## Written task
Count the lines below that contain "screenshot". Give only the number.

## Extracted records

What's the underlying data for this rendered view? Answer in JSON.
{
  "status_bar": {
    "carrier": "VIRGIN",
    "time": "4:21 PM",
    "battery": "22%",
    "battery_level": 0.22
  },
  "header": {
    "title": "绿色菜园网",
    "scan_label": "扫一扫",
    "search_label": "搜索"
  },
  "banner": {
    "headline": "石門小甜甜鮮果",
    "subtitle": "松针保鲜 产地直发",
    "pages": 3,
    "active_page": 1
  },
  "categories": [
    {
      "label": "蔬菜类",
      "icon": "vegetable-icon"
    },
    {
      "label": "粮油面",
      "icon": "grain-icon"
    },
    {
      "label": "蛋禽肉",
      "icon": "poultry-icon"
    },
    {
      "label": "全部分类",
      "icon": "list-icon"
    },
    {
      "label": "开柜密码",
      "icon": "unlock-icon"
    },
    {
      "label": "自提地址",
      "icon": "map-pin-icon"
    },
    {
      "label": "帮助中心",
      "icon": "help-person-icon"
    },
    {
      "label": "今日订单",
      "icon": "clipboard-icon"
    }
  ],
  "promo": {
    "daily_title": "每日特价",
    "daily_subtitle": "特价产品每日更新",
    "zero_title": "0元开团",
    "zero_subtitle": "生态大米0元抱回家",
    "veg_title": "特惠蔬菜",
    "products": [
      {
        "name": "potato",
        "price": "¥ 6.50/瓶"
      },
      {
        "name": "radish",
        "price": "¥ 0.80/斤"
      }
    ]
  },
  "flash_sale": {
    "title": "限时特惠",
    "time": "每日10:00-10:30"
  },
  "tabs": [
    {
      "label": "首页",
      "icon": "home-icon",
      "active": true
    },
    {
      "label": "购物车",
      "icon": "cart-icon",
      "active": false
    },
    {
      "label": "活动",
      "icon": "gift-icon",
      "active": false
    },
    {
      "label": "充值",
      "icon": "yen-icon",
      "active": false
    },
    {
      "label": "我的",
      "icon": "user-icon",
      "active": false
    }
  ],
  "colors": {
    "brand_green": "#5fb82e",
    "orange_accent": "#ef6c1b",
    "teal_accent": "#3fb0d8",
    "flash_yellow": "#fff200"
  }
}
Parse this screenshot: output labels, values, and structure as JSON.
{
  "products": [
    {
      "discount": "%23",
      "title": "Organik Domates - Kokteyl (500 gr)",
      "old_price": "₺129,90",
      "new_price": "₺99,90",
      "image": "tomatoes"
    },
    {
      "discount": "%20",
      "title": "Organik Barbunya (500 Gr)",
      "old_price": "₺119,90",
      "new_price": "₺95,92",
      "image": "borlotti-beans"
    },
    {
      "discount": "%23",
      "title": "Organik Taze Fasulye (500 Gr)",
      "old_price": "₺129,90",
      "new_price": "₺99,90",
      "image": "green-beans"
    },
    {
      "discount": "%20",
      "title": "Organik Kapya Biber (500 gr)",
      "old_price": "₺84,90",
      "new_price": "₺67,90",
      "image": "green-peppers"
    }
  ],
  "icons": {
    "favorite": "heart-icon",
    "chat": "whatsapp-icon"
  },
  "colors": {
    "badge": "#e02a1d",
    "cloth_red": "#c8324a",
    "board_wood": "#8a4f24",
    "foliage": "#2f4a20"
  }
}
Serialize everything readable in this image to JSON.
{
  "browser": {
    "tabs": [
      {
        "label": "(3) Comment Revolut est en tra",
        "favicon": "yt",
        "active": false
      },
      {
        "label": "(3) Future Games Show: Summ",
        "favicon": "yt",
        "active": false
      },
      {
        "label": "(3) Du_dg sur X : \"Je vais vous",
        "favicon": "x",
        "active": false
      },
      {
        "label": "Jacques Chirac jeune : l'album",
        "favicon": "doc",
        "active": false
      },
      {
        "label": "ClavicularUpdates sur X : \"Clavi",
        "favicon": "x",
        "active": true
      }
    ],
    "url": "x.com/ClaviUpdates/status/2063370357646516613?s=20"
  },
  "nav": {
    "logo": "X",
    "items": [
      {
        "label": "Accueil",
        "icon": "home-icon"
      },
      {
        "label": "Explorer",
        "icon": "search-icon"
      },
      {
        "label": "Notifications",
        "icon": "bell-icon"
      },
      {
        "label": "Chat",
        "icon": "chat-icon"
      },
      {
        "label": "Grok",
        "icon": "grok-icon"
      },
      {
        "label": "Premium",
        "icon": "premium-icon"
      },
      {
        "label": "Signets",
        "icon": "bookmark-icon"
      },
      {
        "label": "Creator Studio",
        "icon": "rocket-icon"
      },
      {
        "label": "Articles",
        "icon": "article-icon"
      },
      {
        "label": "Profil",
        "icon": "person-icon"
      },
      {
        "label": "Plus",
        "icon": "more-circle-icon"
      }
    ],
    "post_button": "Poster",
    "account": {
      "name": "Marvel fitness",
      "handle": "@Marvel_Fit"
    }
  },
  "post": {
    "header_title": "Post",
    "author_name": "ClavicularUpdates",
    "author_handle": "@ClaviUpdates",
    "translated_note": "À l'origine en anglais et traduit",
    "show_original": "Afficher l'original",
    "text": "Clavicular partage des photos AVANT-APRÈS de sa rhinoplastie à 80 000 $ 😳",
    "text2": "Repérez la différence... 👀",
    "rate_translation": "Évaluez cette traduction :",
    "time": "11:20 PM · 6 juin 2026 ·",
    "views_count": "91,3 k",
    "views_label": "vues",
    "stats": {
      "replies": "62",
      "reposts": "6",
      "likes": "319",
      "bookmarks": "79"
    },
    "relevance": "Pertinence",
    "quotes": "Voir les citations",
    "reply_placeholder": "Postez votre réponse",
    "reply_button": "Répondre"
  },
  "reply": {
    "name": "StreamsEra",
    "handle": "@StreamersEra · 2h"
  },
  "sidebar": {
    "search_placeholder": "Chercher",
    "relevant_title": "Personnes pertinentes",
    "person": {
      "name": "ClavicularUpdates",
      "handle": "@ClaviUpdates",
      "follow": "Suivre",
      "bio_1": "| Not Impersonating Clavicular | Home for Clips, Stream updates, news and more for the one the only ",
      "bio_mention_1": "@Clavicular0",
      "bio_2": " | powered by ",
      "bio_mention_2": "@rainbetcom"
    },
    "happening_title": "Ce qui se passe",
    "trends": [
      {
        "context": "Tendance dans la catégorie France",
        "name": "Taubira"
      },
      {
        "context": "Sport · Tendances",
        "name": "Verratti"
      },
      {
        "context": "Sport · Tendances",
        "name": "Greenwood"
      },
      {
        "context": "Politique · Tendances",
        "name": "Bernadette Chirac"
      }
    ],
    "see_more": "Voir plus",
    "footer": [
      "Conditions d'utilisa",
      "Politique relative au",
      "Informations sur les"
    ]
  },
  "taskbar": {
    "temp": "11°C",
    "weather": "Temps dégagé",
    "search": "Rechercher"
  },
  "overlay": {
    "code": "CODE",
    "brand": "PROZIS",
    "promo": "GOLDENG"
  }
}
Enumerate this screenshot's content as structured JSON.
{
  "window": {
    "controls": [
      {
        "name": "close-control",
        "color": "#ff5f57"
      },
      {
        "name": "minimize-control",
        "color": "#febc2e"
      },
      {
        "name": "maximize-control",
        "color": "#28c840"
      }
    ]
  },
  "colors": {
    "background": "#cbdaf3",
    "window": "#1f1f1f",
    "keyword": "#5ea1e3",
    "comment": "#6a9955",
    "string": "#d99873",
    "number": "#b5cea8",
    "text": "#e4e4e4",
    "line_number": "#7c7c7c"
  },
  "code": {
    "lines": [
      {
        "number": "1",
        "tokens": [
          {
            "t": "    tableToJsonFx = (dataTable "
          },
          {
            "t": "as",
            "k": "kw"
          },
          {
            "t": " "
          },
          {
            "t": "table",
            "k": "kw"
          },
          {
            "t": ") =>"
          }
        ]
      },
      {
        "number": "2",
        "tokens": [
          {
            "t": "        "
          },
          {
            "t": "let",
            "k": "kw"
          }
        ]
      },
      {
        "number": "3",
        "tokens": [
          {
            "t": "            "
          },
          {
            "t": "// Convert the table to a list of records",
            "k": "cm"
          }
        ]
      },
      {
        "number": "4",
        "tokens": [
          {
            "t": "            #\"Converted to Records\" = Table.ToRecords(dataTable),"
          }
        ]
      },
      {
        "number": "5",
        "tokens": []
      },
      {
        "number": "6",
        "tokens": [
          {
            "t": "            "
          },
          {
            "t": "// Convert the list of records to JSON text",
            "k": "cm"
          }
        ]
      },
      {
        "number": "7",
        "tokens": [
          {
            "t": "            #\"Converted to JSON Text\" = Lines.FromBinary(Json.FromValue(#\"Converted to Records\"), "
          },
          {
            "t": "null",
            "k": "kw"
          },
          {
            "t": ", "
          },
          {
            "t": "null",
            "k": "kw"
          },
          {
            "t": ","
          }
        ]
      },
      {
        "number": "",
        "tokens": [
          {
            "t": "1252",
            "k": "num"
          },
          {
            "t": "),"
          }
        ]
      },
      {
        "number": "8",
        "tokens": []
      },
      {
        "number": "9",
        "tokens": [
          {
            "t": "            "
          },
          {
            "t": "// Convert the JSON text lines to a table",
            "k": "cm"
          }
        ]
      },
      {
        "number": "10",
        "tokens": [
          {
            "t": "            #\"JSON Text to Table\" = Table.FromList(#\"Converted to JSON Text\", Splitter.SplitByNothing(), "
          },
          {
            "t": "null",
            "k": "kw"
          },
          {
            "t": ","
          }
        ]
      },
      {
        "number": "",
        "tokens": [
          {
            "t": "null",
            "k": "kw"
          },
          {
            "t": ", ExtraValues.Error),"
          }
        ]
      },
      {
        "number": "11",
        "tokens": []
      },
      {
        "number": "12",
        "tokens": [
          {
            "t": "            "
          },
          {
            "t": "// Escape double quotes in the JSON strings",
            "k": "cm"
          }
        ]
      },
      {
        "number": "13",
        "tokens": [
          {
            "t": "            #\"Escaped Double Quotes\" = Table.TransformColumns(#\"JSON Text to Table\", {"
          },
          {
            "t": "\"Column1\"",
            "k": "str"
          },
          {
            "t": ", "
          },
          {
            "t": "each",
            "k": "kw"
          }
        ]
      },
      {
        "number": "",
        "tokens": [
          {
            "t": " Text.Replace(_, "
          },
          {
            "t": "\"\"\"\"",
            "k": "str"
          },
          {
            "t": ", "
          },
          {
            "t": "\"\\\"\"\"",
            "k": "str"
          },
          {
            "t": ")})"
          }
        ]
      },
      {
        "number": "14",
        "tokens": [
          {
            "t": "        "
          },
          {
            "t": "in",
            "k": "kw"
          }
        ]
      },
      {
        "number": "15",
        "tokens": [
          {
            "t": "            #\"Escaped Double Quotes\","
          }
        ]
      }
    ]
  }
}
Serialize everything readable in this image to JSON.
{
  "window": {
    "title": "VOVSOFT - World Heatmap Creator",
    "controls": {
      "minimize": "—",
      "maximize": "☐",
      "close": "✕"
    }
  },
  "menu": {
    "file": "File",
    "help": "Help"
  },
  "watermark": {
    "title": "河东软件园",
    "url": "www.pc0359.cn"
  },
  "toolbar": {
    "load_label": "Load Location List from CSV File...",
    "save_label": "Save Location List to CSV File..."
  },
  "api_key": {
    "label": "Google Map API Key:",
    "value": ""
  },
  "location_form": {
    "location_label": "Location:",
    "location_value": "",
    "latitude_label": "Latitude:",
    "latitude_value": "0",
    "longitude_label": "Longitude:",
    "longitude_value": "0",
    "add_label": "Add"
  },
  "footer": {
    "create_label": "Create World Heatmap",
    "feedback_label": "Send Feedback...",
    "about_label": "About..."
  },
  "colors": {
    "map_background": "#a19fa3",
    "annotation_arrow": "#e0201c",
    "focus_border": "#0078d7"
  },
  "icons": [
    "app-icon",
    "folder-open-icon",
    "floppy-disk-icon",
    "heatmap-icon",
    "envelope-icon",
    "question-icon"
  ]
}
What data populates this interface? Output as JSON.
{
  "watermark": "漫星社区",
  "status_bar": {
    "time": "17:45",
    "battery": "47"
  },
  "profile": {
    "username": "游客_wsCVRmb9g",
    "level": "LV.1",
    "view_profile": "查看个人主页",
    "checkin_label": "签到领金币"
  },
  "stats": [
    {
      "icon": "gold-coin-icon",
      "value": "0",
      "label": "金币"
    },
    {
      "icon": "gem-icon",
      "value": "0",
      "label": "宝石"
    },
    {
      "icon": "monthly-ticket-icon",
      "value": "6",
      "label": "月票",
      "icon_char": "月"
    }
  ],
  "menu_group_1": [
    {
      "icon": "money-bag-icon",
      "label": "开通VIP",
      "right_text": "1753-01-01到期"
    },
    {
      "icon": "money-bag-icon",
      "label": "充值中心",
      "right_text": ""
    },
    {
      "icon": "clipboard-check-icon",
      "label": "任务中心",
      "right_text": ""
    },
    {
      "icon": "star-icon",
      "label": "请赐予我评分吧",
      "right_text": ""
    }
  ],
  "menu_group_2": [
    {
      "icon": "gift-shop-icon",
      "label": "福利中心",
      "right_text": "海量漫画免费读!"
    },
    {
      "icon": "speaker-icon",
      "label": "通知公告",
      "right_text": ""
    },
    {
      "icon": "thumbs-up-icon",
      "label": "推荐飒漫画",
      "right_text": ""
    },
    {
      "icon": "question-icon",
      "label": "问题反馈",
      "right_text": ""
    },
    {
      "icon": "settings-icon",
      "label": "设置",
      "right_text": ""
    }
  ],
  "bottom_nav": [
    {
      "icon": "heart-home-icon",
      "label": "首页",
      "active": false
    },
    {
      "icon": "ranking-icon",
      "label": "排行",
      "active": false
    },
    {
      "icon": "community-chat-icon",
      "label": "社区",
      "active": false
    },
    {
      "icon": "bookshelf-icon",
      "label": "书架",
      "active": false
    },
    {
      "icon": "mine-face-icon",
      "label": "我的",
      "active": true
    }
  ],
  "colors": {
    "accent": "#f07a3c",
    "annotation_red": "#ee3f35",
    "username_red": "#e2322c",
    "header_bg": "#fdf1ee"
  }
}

## Answer to the exercise
2